(Figure record listings)
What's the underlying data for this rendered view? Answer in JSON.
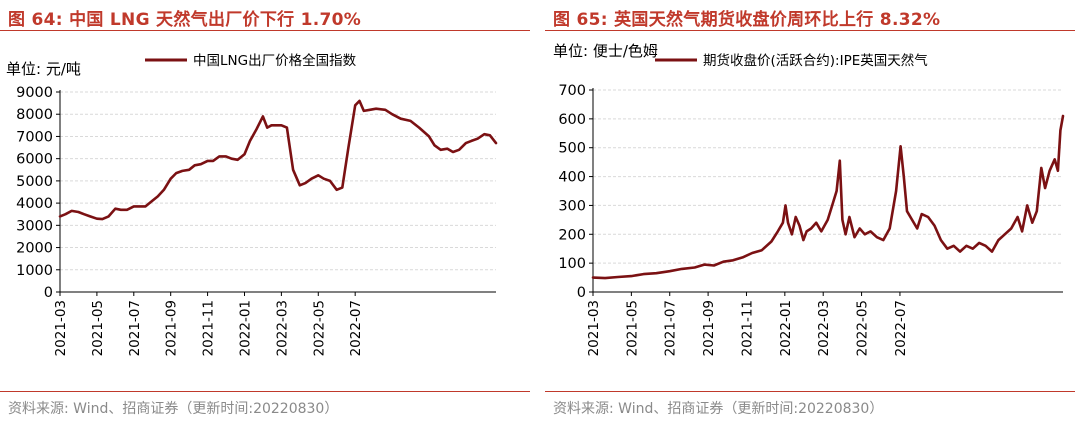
{
  "charts": [
    {
      "title": "图 64:  中国 LNG 天然气出厂价下行 1.70%",
      "source": "资料来源:  Wind、招商证券（更新时间:20220830）"
    },
    {
      "title": "图 65:  英国天然气期货收盘价周环比上行 8.32%",
      "source": "资料来源:  Wind、招商证券（更新时间:20220830）"
    }
  ],
  "colors": {
    "accent": "#c0392b",
    "series": "#7b1113",
    "grid": "#d9d9d9"
  },
  "chart_data": [
    {
      "type": "line",
      "title": "图 64:  中国 LNG 天然气出厂价下行 1.70%",
      "unit_label": "单位:  元/吨",
      "xlabel": "",
      "ylabel": "",
      "x_tick_labels": [
        "2021-03",
        "2021-05",
        "2021-07",
        "2021-09",
        "2021-11",
        "2022-01",
        "2022-03",
        "2022-05",
        "2022-07"
      ],
      "y_ticks": [
        0,
        1000,
        2000,
        3000,
        4000,
        5000,
        6000,
        7000,
        8000,
        9000
      ],
      "ylim": [
        0,
        9000
      ],
      "grid": true,
      "legend_position": "top",
      "series": [
        {
          "name": "中国LNG出厂价格全国指数",
          "color": "#7b1113",
          "points": [
            [
              "2021-03-01",
              3400
            ],
            [
              "2021-03-10",
              3500
            ],
            [
              "2021-03-20",
              3650
            ],
            [
              "2021-04-01",
              3600
            ],
            [
              "2021-04-10",
              3500
            ],
            [
              "2021-04-20",
              3400
            ],
            [
              "2021-05-01",
              3300
            ],
            [
              "2021-05-10",
              3280
            ],
            [
              "2021-05-20",
              3400
            ],
            [
              "2021-06-01",
              3750
            ],
            [
              "2021-06-10",
              3700
            ],
            [
              "2021-06-20",
              3700
            ],
            [
              "2021-07-01",
              3850
            ],
            [
              "2021-07-10",
              3850
            ],
            [
              "2021-07-20",
              3850
            ],
            [
              "2021-08-01",
              4100
            ],
            [
              "2021-08-10",
              4300
            ],
            [
              "2021-08-20",
              4600
            ],
            [
              "2021-09-01",
              5100
            ],
            [
              "2021-09-10",
              5350
            ],
            [
              "2021-09-20",
              5450
            ],
            [
              "2021-10-01",
              5500
            ],
            [
              "2021-10-10",
              5700
            ],
            [
              "2021-10-20",
              5750
            ],
            [
              "2021-11-01",
              5900
            ],
            [
              "2021-11-10",
              5900
            ],
            [
              "2021-11-20",
              6100
            ],
            [
              "2021-12-01",
              6100
            ],
            [
              "2021-12-10",
              6000
            ],
            [
              "2021-12-20",
              5950
            ],
            [
              "2022-01-01",
              6200
            ],
            [
              "2022-01-10",
              6800
            ],
            [
              "2022-01-20",
              7300
            ],
            [
              "2022-02-01",
              7900
            ],
            [
              "2022-02-08",
              7400
            ],
            [
              "2022-02-15",
              7500
            ],
            [
              "2022-03-01",
              7500
            ],
            [
              "2022-03-10",
              7400
            ],
            [
              "2022-03-20",
              5500
            ],
            [
              "2022-04-01",
              4800
            ],
            [
              "2022-04-10",
              4900
            ],
            [
              "2022-04-20",
              5100
            ],
            [
              "2022-05-01",
              5250
            ],
            [
              "2022-05-10",
              5100
            ],
            [
              "2022-05-20",
              5000
            ],
            [
              "2022-06-01",
              4600
            ],
            [
              "2022-06-10",
              4700
            ],
            [
              "2022-06-20",
              6500
            ],
            [
              "2022-07-01",
              8400
            ],
            [
              "2022-07-08",
              8600
            ],
            [
              "2022-07-15",
              8150
            ],
            [
              "2022-07-25",
              8200
            ],
            [
              "2022-08-05",
              8250
            ],
            [
              "2022-08-20",
              8200
            ],
            [
              "2022-09-01",
              8000
            ],
            [
              "2022-09-15",
              7800
            ],
            [
              "2022-10-01",
              7700
            ],
            [
              "2022-10-15",
              7400
            ],
            [
              "2022-11-01",
              7000
            ],
            [
              "2022-11-10",
              6600
            ],
            [
              "2022-11-20",
              6400
            ],
            [
              "2022-12-01",
              6450
            ],
            [
              "2022-12-10",
              6300
            ],
            [
              "2022-12-20",
              6400
            ],
            [
              "2023-01-01",
              6700
            ],
            [
              "2023-01-10",
              6800
            ],
            [
              "2023-01-20",
              6900
            ],
            [
              "2023-02-01",
              7100
            ],
            [
              "2023-02-10",
              7050
            ],
            [
              "2023-02-20",
              6700
            ]
          ]
        }
      ]
    },
    {
      "type": "line",
      "title": "图 65:  英国天然气期货收盘价周环比上行 8.32%",
      "unit_label": "单位:  便士/色姆",
      "xlabel": "",
      "ylabel": "",
      "x_tick_labels": [
        "2021-03",
        "2021-05",
        "2021-07",
        "2021-09",
        "2021-11",
        "2022-01",
        "2022-03",
        "2022-05",
        "2022-07"
      ],
      "y_ticks": [
        0,
        100,
        200,
        300,
        400,
        500,
        600,
        700
      ],
      "ylim": [
        0,
        700
      ],
      "grid": true,
      "legend_position": "top",
      "series": [
        {
          "name": "期货收盘价(活跃合约):IPE英国天然气",
          "color": "#7b1113",
          "points": [
            [
              "2021-03-01",
              50
            ],
            [
              "2021-03-20",
              48
            ],
            [
              "2021-04-10",
              52
            ],
            [
              "2021-05-01",
              55
            ],
            [
              "2021-05-20",
              62
            ],
            [
              "2021-06-10",
              65
            ],
            [
              "2021-07-01",
              72
            ],
            [
              "2021-07-20",
              80
            ],
            [
              "2021-08-10",
              85
            ],
            [
              "2021-08-25",
              95
            ],
            [
              "2021-09-10",
              92
            ],
            [
              "2021-09-25",
              105
            ],
            [
              "2021-10-10",
              110
            ],
            [
              "2021-10-25",
              120
            ],
            [
              "2021-11-10",
              135
            ],
            [
              "2021-11-25",
              145
            ],
            [
              "2021-12-10",
              175
            ],
            [
              "2021-12-20",
              210
            ],
            [
              "2021-12-28",
              240
            ],
            [
              "2022-01-02",
              300
            ],
            [
              "2022-01-06",
              240
            ],
            [
              "2022-01-12",
              200
            ],
            [
              "2022-01-18",
              260
            ],
            [
              "2022-01-24",
              230
            ],
            [
              "2022-01-30",
              180
            ],
            [
              "2022-02-05",
              210
            ],
            [
              "2022-02-12",
              220
            ],
            [
              "2022-02-20",
              240
            ],
            [
              "2022-02-28",
              210
            ],
            [
              "2022-03-08",
              250
            ],
            [
              "2022-03-15",
              300
            ],
            [
              "2022-03-22",
              350
            ],
            [
              "2022-03-27",
              455
            ],
            [
              "2022-04-01",
              250
            ],
            [
              "2022-04-06",
              200
            ],
            [
              "2022-04-12",
              260
            ],
            [
              "2022-04-20",
              190
            ],
            [
              "2022-04-28",
              220
            ],
            [
              "2022-05-06",
              200
            ],
            [
              "2022-05-15",
              210
            ],
            [
              "2022-05-25",
              190
            ],
            [
              "2022-06-05",
              180
            ],
            [
              "2022-06-15",
              220
            ],
            [
              "2022-06-25",
              350
            ],
            [
              "2022-07-02",
              505
            ],
            [
              "2022-07-07",
              400
            ],
            [
              "2022-07-12",
              280
            ],
            [
              "2022-07-20",
              250
            ],
            [
              "2022-07-28",
              220
            ],
            [
              "2022-08-05",
              270
            ],
            [
              "2022-08-15",
              260
            ],
            [
              "2022-08-25",
              230
            ],
            [
              "2022-09-05",
              180
            ],
            [
              "2022-09-15",
              150
            ],
            [
              "2022-09-25",
              160
            ],
            [
              "2022-10-05",
              140
            ],
            [
              "2022-10-15",
              160
            ],
            [
              "2022-10-25",
              150
            ],
            [
              "2022-11-05",
              170
            ],
            [
              "2022-11-15",
              160
            ],
            [
              "2022-11-25",
              140
            ],
            [
              "2022-12-05",
              180
            ],
            [
              "2022-12-15",
              200
            ],
            [
              "2022-12-25",
              220
            ],
            [
              "2023-01-05",
              260
            ],
            [
              "2023-01-12",
              210
            ],
            [
              "2023-01-20",
              300
            ],
            [
              "2023-01-28",
              240
            ],
            [
              "2023-02-05",
              280
            ],
            [
              "2023-02-12",
              430
            ],
            [
              "2023-02-18",
              360
            ],
            [
              "2023-02-25",
              420
            ],
            [
              "2023-03-03",
              460
            ],
            [
              "2023-03-08",
              420
            ],
            [
              "2023-03-12",
              560
            ],
            [
              "2023-03-16",
              610
            ]
          ]
        }
      ]
    }
  ]
}
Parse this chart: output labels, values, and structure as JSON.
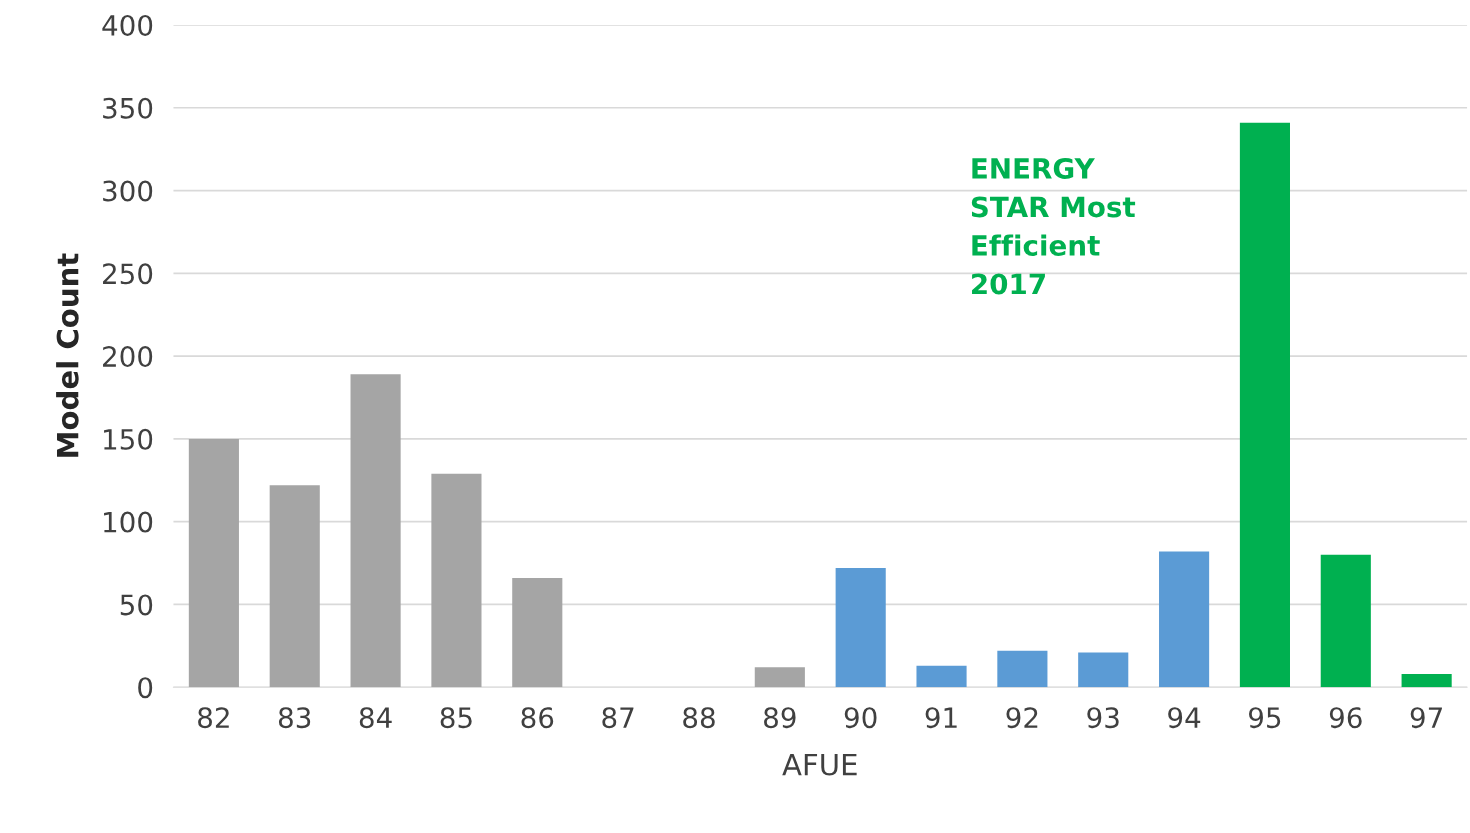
{
  "chart_data": {
    "type": "bar",
    "xlabel": "AFUE",
    "ylabel": "Model Count",
    "categories": [
      "82",
      "83",
      "84",
      "85",
      "86",
      "87",
      "88",
      "89",
      "90",
      "91",
      "92",
      "93",
      "94",
      "95",
      "96",
      "97"
    ],
    "values": [
      150,
      122,
      189,
      129,
      66,
      0,
      0,
      12,
      72,
      13,
      22,
      21,
      82,
      341,
      80,
      8
    ],
    "colors": [
      "#a5a5a5",
      "#a5a5a5",
      "#a5a5a5",
      "#a5a5a5",
      "#a5a5a5",
      "#a5a5a5",
      "#a5a5a5",
      "#a5a5a5",
      "#5b9bd5",
      "#5b9bd5",
      "#5b9bd5",
      "#5b9bd5",
      "#5b9bd5",
      "#00b050",
      "#00b050",
      "#00b050"
    ],
    "ylim": [
      0,
      400
    ],
    "yticks": [
      0,
      50,
      100,
      150,
      200,
      250,
      300,
      350,
      400
    ],
    "grid": "y",
    "annotations": [
      "ENERGY\nSTAR Most\nEfficient\n2017"
    ]
  }
}
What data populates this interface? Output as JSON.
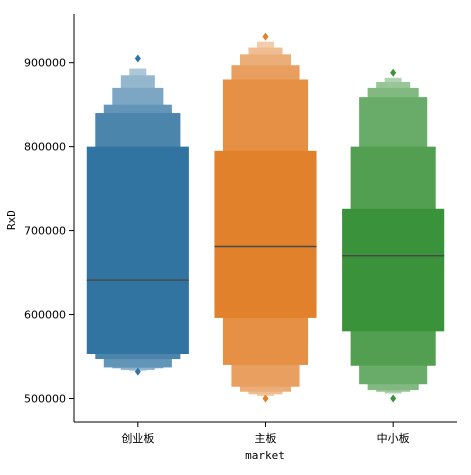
{
  "chart_data": {
    "type": "boxenplot",
    "xlabel": "market",
    "ylabel": "RxD",
    "categories": [
      "创业板",
      "主板",
      "中小板"
    ],
    "ylim": [
      472000,
      958000
    ],
    "yticks": [
      500000,
      600000,
      700000,
      800000,
      900000
    ],
    "ytick_labels": [
      "500000",
      "600000",
      "700000",
      "800000",
      "900000"
    ],
    "grid": false,
    "series": [
      {
        "category": "创业板",
        "color": "#3274a1",
        "median": 641000,
        "boxes": [
          [
            553000,
            800000
          ],
          [
            547000,
            840000
          ],
          [
            537000,
            850000
          ],
          [
            536000,
            870000
          ],
          [
            534000,
            885000
          ],
          [
            533000,
            893000
          ]
        ],
        "outliers": [
          532000,
          905000
        ]
      },
      {
        "category": "主板",
        "color": "#e1812c",
        "median": 681000,
        "boxes": [
          [
            596000,
            795000
          ],
          [
            540000,
            880000
          ],
          [
            514000,
            897000
          ],
          [
            508000,
            910000
          ],
          [
            505000,
            918000
          ],
          [
            503000,
            925000
          ]
        ],
        "outliers": [
          500000,
          931000
        ]
      },
      {
        "category": "中小板",
        "color": "#3a923a",
        "median": 670000,
        "boxes": [
          [
            580000,
            726000
          ],
          [
            539000,
            800000
          ],
          [
            517000,
            859000
          ],
          [
            510000,
            870000
          ],
          [
            508000,
            877000
          ],
          [
            506000,
            882000
          ]
        ],
        "outliers": [
          500000,
          888000
        ]
      }
    ]
  }
}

▶ **Requirement**: Among the entries, how many lines contain the string "JSON"? Give the number without anything else.

▶ **Exercise answer**: 3